Return each line of the listing below, unchanged, and omit the images.

[begin INPUT MATERIAL]

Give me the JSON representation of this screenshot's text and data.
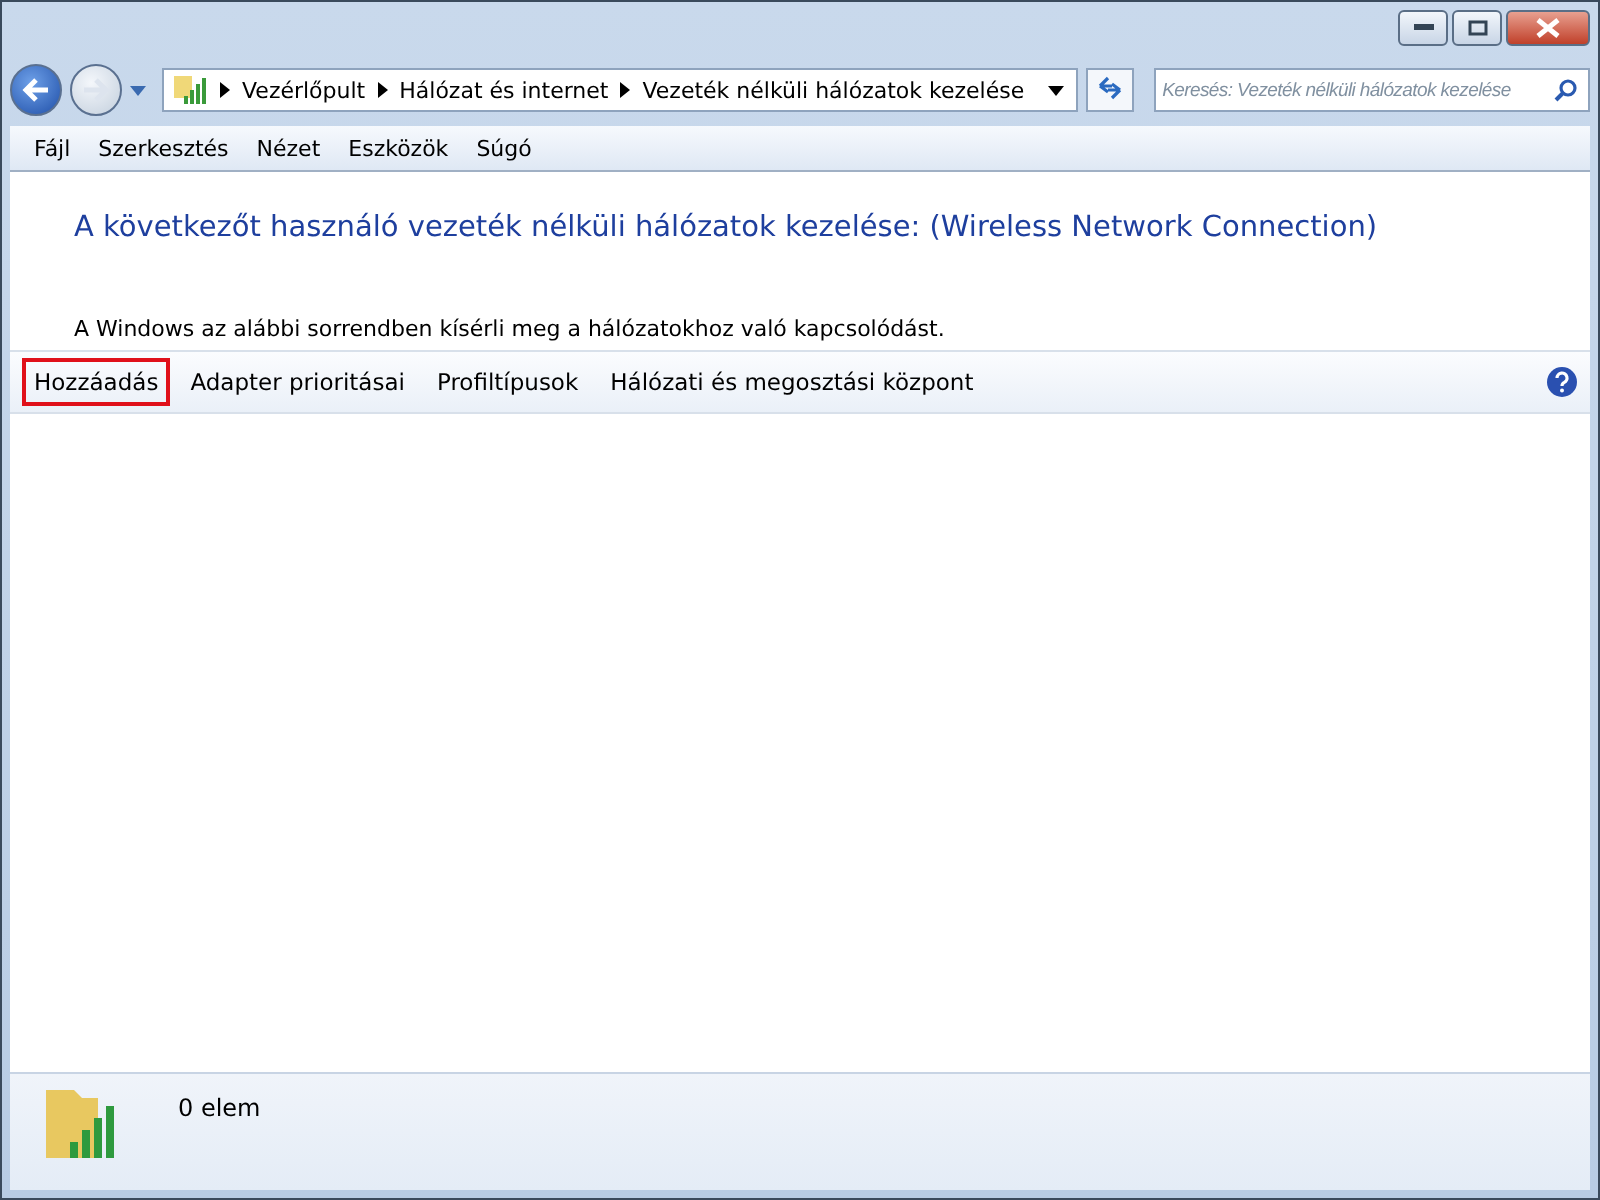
{
  "address_bar": {
    "crumbs": [
      "Vezérlőpult",
      "Hálózat és internet",
      "Vezeték nélküli hálózatok kezelése"
    ]
  },
  "search": {
    "placeholder": "Keresés: Vezeték nélküli hálózatok kezelése"
  },
  "menu": [
    "Fájl",
    "Szerkesztés",
    "Nézet",
    "Eszközök",
    "Súgó"
  ],
  "header": {
    "title": "A következőt használó vezeték nélküli hálózatok kezelése: (Wireless Network Connection)",
    "description": "A Windows az alábbi sorrendben kísérli meg a hálózatokhoz való kapcsolódást."
  },
  "commands": [
    {
      "label": "Hozzáadás",
      "highlighted": true
    },
    {
      "label": "Adapter prioritásai",
      "highlighted": false
    },
    {
      "label": "Profiltípusok",
      "highlighted": false
    },
    {
      "label": "Hálózati és megosztási központ",
      "highlighted": false
    }
  ],
  "status": {
    "count": "0 elem"
  }
}
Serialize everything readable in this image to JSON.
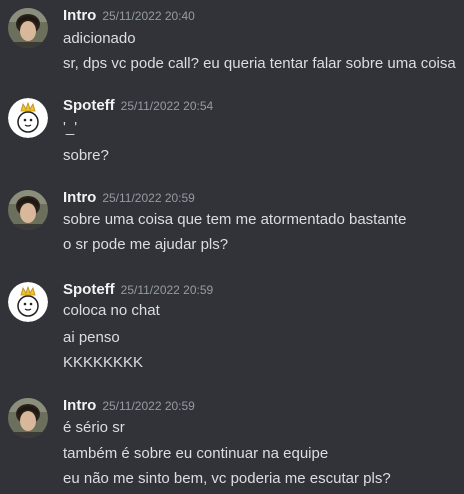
{
  "messages": [
    {
      "author": "Intro",
      "timestamp": "25/11/2022 20:40",
      "avatar_icon": "user-photo-avatar",
      "lines": [
        "adicionado",
        "sr, dps vc pode call? eu queria tentar falar sobre uma coisa"
      ]
    },
    {
      "author": "Spoteff",
      "timestamp": "25/11/2022 20:54",
      "avatar_icon": "crowned-snowman-avatar",
      "lines": [
        "'_'",
        "sobre?"
      ]
    },
    {
      "author": "Intro",
      "timestamp": "25/11/2022 20:59",
      "avatar_icon": "user-photo-avatar",
      "lines": [
        "sobre uma coisa que tem me atormentado bastante",
        "o sr pode me ajudar pls?"
      ]
    },
    {
      "author": "Spoteff",
      "timestamp": "25/11/2022 20:59",
      "avatar_icon": "crowned-snowman-avatar",
      "lines": [
        "coloca no chat",
        "ai penso",
        "KKKKKKKK"
      ]
    },
    {
      "author": "Intro",
      "timestamp": "25/11/2022 20:59",
      "avatar_icon": "user-photo-avatar",
      "lines": [
        "é sério sr",
        "também é sobre eu continuar na equipe",
        "eu não me sinto bem, vc poderia me escutar pls?"
      ]
    }
  ],
  "colors": {
    "background": "#313338",
    "username": "#f2f3f5",
    "timestamp": "#949ba4",
    "message_text": "#dbdee1"
  }
}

[end INPUT MATERIAL]

COMPLETED EXERCISE:
Give me the JSON representation of this screenshot's text and data.
{
  "address_bar": {
    "crumbs": [
      "Vezérlőpult",
      "Hálózat és internet",
      "Vezeték nélküli hálózatok kezelése"
    ]
  },
  "search": {
    "placeholder": "Keresés: Vezeték nélküli hálózatok kezelése"
  },
  "menu": [
    "Fájl",
    "Szerkesztés",
    "Nézet",
    "Eszközök",
    "Súgó"
  ],
  "header": {
    "title": "A következőt használó vezeték nélküli hálózatok kezelése: (Wireless Network Connection)",
    "description": "A Windows az alábbi sorrendben kísérli meg a hálózatokhoz való kapcsolódást."
  },
  "commands": [
    {
      "label": "Hozzáadás",
      "highlighted": true
    },
    {
      "label": "Adapter prioritásai",
      "highlighted": false
    },
    {
      "label": "Profiltípusok",
      "highlighted": false
    },
    {
      "label": "Hálózati és megosztási központ",
      "highlighted": false
    }
  ],
  "status": {
    "count": "0 elem"
  }
}
Serialize everything readable in this image to JSON.
{
  "messages": [
    {
      "author": "Intro",
      "timestamp": "25/11/2022 20:40",
      "avatar_icon": "user-photo-avatar",
      "lines": [
        "adicionado",
        "sr, dps vc pode call? eu queria tentar falar sobre uma coisa"
      ]
    },
    {
      "author": "Spoteff",
      "timestamp": "25/11/2022 20:54",
      "avatar_icon": "crowned-snowman-avatar",
      "lines": [
        "'_'",
        "sobre?"
      ]
    },
    {
      "author": "Intro",
      "timestamp": "25/11/2022 20:59",
      "avatar_icon": "user-photo-avatar",
      "lines": [
        "sobre uma coisa que tem me atormentado bastante",
        "o sr pode me ajudar pls?"
      ]
    },
    {
      "author": "Spoteff",
      "timestamp": "25/11/2022 20:59",
      "avatar_icon": "crowned-snowman-avatar",
      "lines": [
        "coloca no chat",
        "ai penso",
        "KKKKKKKK"
      ]
    },
    {
      "author": "Intro",
      "timestamp": "25/11/2022 20:59",
      "avatar_icon": "user-photo-avatar",
      "lines": [
        "é sério sr",
        "também é sobre eu continuar na equipe",
        "eu não me sinto bem, vc poderia me escutar pls?"
      ]
    }
  ],
  "colors": {
    "background": "#313338",
    "username": "#f2f3f5",
    "timestamp": "#949ba4",
    "message_text": "#dbdee1"
  }
}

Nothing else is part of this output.